PROVIDED DATA:
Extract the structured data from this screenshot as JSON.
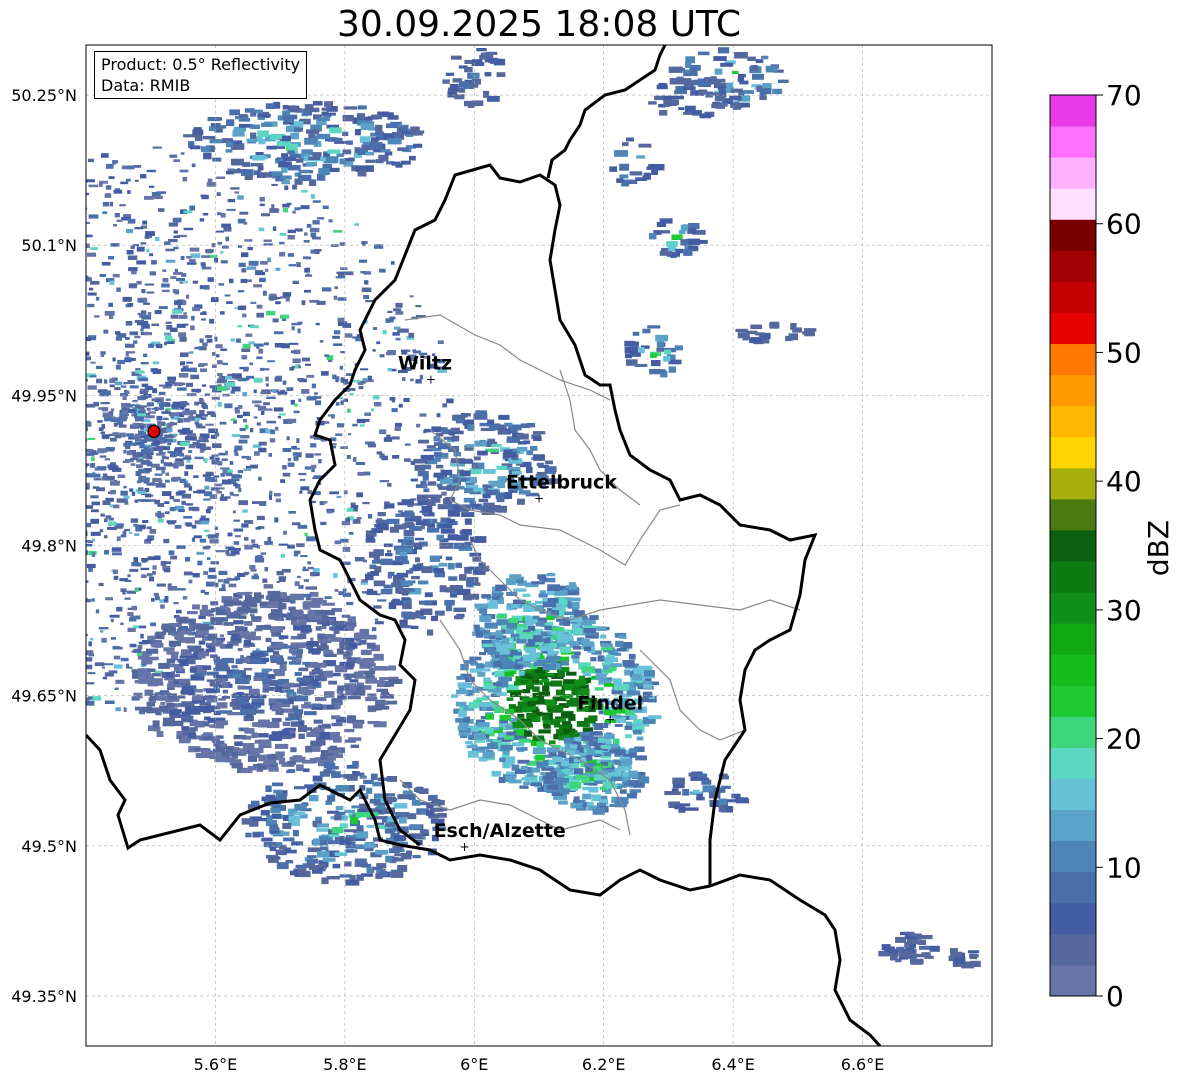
{
  "title": "30.09.2025 18:08 UTC",
  "info_box": {
    "product": "Product: 0.5° Reflectivity",
    "data": "Data: RMIB"
  },
  "map": {
    "lon_range": [
      5.4,
      6.8
    ],
    "lat_range": [
      49.3,
      50.3
    ],
    "grid": true,
    "x_ticks": [
      {
        "value": 5.6,
        "label": "5.6°E"
      },
      {
        "value": 5.8,
        "label": "5.8°E"
      },
      {
        "value": 6.0,
        "label": "6°E"
      },
      {
        "value": 6.2,
        "label": "6.2°E"
      },
      {
        "value": 6.4,
        "label": "6.4°E"
      },
      {
        "value": 6.6,
        "label": "6.6°E"
      }
    ],
    "y_ticks": [
      {
        "value": 50.25,
        "label": "50.25°N"
      },
      {
        "value": 50.1,
        "label": "50.1°N"
      },
      {
        "value": 49.95,
        "label": "49.95°N"
      },
      {
        "value": 49.8,
        "label": "49.8°N"
      },
      {
        "value": 49.65,
        "label": "49.65°N"
      },
      {
        "value": 49.5,
        "label": "49.5°N"
      },
      {
        "value": 49.35,
        "label": "49.35°N"
      }
    ],
    "radar_site": {
      "lon": 5.505,
      "lat": 49.914
    },
    "cities": [
      {
        "name": "Wiltz",
        "lon": 5.933,
        "lat": 49.967
      },
      {
        "name": "Ettelbruck",
        "lon": 6.1,
        "lat": 49.848
      },
      {
        "name": "Findel",
        "lon": 6.21,
        "lat": 49.627
      },
      {
        "name": "Esch/Alzette",
        "lon": 5.985,
        "lat": 49.5
      }
    ]
  },
  "colorbar": {
    "label": "dBZ",
    "min": 0,
    "max": 70,
    "ticks": [
      {
        "value": 0,
        "label": "0"
      },
      {
        "value": 10,
        "label": "10"
      },
      {
        "value": 20,
        "label": "20"
      },
      {
        "value": 30,
        "label": "30"
      },
      {
        "value": 40,
        "label": "40"
      },
      {
        "value": 50,
        "label": "50"
      },
      {
        "value": 60,
        "label": "60"
      },
      {
        "value": 70,
        "label": "70"
      }
    ],
    "colors": [
      "#6674a8",
      "#55689e",
      "#445da2",
      "#4a6fab",
      "#4d85b7",
      "#5aa2c8",
      "#67c2d9",
      "#5ad6c2",
      "#3ed67a",
      "#1ec830",
      "#14bc1c",
      "#12aa14",
      "#10901a",
      "#0e7a14",
      "#0a6010",
      "#4a7a10",
      "#a8b010",
      "#ffd400",
      "#ffb800",
      "#ff9a00",
      "#ff7800",
      "#e60000",
      "#c40000",
      "#a20000",
      "#7a0000",
      "#ffe0ff",
      "#ffb0ff",
      "#ff70ff",
      "#e838e8"
    ]
  }
}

SHORT PROBLEM: All entries are to be retyped exactly. Omit any embedded images.

WRITTEN SOLUTION:
Extract the structured data from this screenshot as JSON.
{
  "title": "30.09.2025 18:08 UTC",
  "info_box": {
    "product": "Product: 0.5° Reflectivity",
    "data": "Data: RMIB"
  },
  "map": {
    "lon_range": [
      5.4,
      6.8
    ],
    "lat_range": [
      49.3,
      50.3
    ],
    "grid": true,
    "x_ticks": [
      {
        "value": 5.6,
        "label": "5.6°E"
      },
      {
        "value": 5.8,
        "label": "5.8°E"
      },
      {
        "value": 6.0,
        "label": "6°E"
      },
      {
        "value": 6.2,
        "label": "6.2°E"
      },
      {
        "value": 6.4,
        "label": "6.4°E"
      },
      {
        "value": 6.6,
        "label": "6.6°E"
      }
    ],
    "y_ticks": [
      {
        "value": 50.25,
        "label": "50.25°N"
      },
      {
        "value": 50.1,
        "label": "50.1°N"
      },
      {
        "value": 49.95,
        "label": "49.95°N"
      },
      {
        "value": 49.8,
        "label": "49.8°N"
      },
      {
        "value": 49.65,
        "label": "49.65°N"
      },
      {
        "value": 49.5,
        "label": "49.5°N"
      },
      {
        "value": 49.35,
        "label": "49.35°N"
      }
    ],
    "radar_site": {
      "lon": 5.505,
      "lat": 49.914
    },
    "cities": [
      {
        "name": "Wiltz",
        "lon": 5.933,
        "lat": 49.967
      },
      {
        "name": "Ettelbruck",
        "lon": 6.1,
        "lat": 49.848
      },
      {
        "name": "Findel",
        "lon": 6.21,
        "lat": 49.627
      },
      {
        "name": "Esch/Alzette",
        "lon": 5.985,
        "lat": 49.5
      }
    ]
  },
  "colorbar": {
    "label": "dBZ",
    "min": 0,
    "max": 70,
    "ticks": [
      {
        "value": 0,
        "label": "0"
      },
      {
        "value": 10,
        "label": "10"
      },
      {
        "value": 20,
        "label": "20"
      },
      {
        "value": 30,
        "label": "30"
      },
      {
        "value": 40,
        "label": "40"
      },
      {
        "value": 50,
        "label": "50"
      },
      {
        "value": 60,
        "label": "60"
      },
      {
        "value": 70,
        "label": "70"
      }
    ],
    "colors": [
      "#6674a8",
      "#55689e",
      "#445da2",
      "#4a6fab",
      "#4d85b7",
      "#5aa2c8",
      "#67c2d9",
      "#5ad6c2",
      "#3ed67a",
      "#1ec830",
      "#14bc1c",
      "#12aa14",
      "#10901a",
      "#0e7a14",
      "#0a6010",
      "#4a7a10",
      "#a8b010",
      "#ffd400",
      "#ffb800",
      "#ff9a00",
      "#ff7800",
      "#e60000",
      "#c40000",
      "#a20000",
      "#7a0000",
      "#ffe0ff",
      "#ffb0ff",
      "#ff70ff",
      "#e838e8"
    ]
  }
}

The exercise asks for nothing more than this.